**Required work**: Write out all the lines again, precisely as they stand, but without the images.

┄┄┄┄┄┄

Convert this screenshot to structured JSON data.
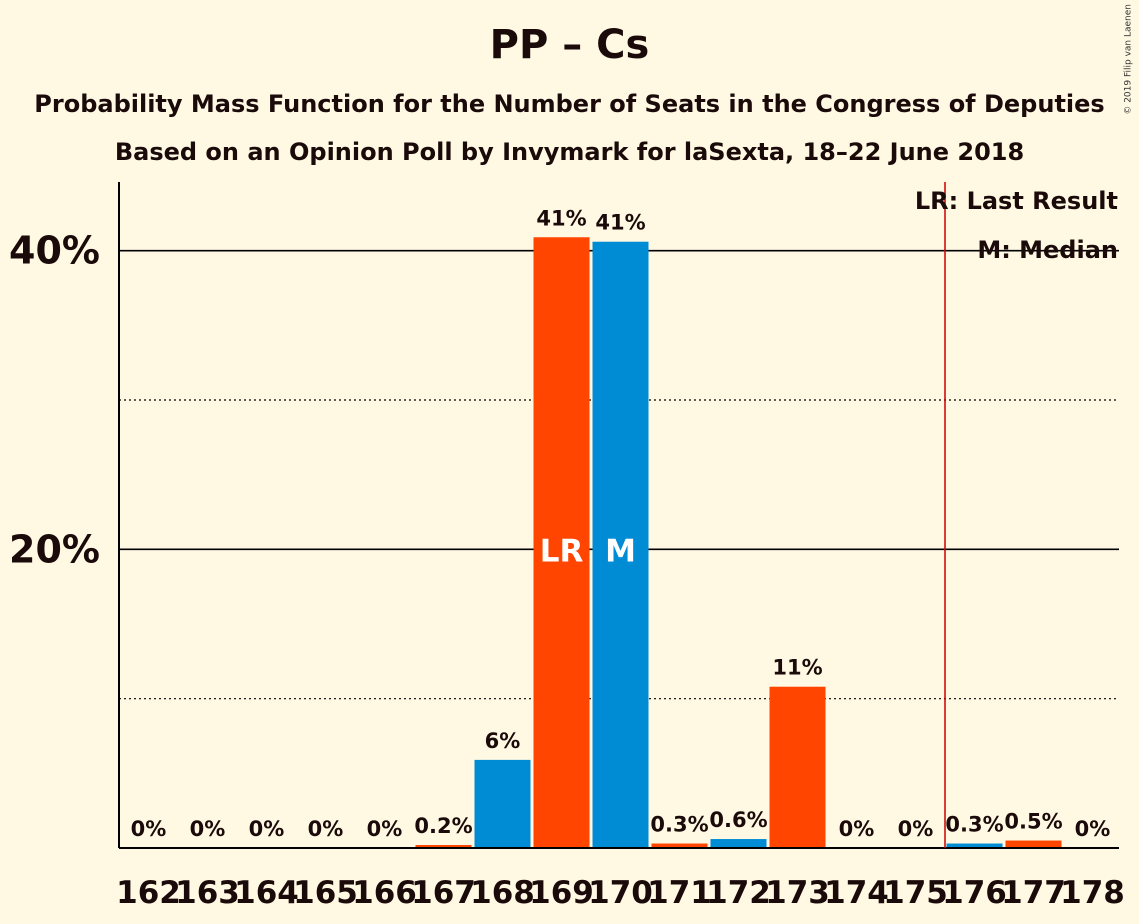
{
  "title": "PP – Cs",
  "subtitle": "Probability Mass Function for the Number of Seats in the Congress of Deputies",
  "subtitle2": "Based on an Opinion Poll by Invymark for laSexta, 18–22 June 2018",
  "copyright": "© 2019 Filip van Laenen",
  "legend": {
    "lr": "LR: Last Result",
    "m": "M: Median"
  },
  "colors": {
    "orange": "#ff4500",
    "blue": "#008bd5",
    "background": "#fff8e2",
    "lastResultLine": "#cc0000"
  },
  "chart_data": {
    "type": "bar",
    "x": [
      162,
      163,
      164,
      165,
      166,
      167,
      168,
      169,
      170,
      171,
      172,
      173,
      174,
      175,
      176,
      177,
      178
    ],
    "values": [
      0,
      0,
      0,
      0,
      0,
      0.2,
      5.9,
      40.9,
      40.6,
      0.3,
      0.6,
      10.8,
      0,
      0,
      0.3,
      0.5,
      0
    ],
    "labels": [
      "0%",
      "0%",
      "0%",
      "0%",
      "0%",
      "0.2%",
      "6%",
      "41%",
      "41%",
      "0.3%",
      "0.6%",
      "11%",
      "0%",
      "0%",
      "0.3%",
      "0.5%",
      "0%"
    ],
    "bar_colors": [
      "orange",
      "blue",
      "orange",
      "blue",
      "orange",
      "orange",
      "blue",
      "orange",
      "blue",
      "orange",
      "blue",
      "orange",
      "blue",
      "orange",
      "blue",
      "orange",
      "blue"
    ],
    "ylim": [
      0,
      44.6
    ],
    "yticks": [
      {
        "value": 20,
        "label": "20%"
      },
      {
        "value": 40,
        "label": "40%"
      }
    ],
    "minor_gridlines": [
      10,
      30
    ],
    "last_result": 169,
    "last_result_marker": "LR",
    "median": 170,
    "median_marker": "M",
    "majority_line": 175.5
  }
}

┄┄┄┄┄┄

**Solution for this exercise**:
Convert this screenshot to structured JSON data.
{
  "title": "PP – Cs",
  "subtitle": "Probability Mass Function for the Number of Seats in the Congress of Deputies",
  "subtitle2": "Based on an Opinion Poll by Invymark for laSexta, 18–22 June 2018",
  "copyright": "© 2019 Filip van Laenen",
  "legend": {
    "lr": "LR: Last Result",
    "m": "M: Median"
  },
  "colors": {
    "orange": "#ff4500",
    "blue": "#008bd5",
    "background": "#fff8e2",
    "lastResultLine": "#cc0000"
  },
  "chart_data": {
    "type": "bar",
    "x": [
      162,
      163,
      164,
      165,
      166,
      167,
      168,
      169,
      170,
      171,
      172,
      173,
      174,
      175,
      176,
      177,
      178
    ],
    "values": [
      0,
      0,
      0,
      0,
      0,
      0.2,
      5.9,
      40.9,
      40.6,
      0.3,
      0.6,
      10.8,
      0,
      0,
      0.3,
      0.5,
      0
    ],
    "labels": [
      "0%",
      "0%",
      "0%",
      "0%",
      "0%",
      "0.2%",
      "6%",
      "41%",
      "41%",
      "0.3%",
      "0.6%",
      "11%",
      "0%",
      "0%",
      "0.3%",
      "0.5%",
      "0%"
    ],
    "bar_colors": [
      "orange",
      "blue",
      "orange",
      "blue",
      "orange",
      "orange",
      "blue",
      "orange",
      "blue",
      "orange",
      "blue",
      "orange",
      "blue",
      "orange",
      "blue",
      "orange",
      "blue"
    ],
    "ylim": [
      0,
      44.6
    ],
    "yticks": [
      {
        "value": 20,
        "label": "20%"
      },
      {
        "value": 40,
        "label": "40%"
      }
    ],
    "minor_gridlines": [
      10,
      30
    ],
    "last_result": 169,
    "last_result_marker": "LR",
    "median": 170,
    "median_marker": "M",
    "majority_line": 175.5
  }
}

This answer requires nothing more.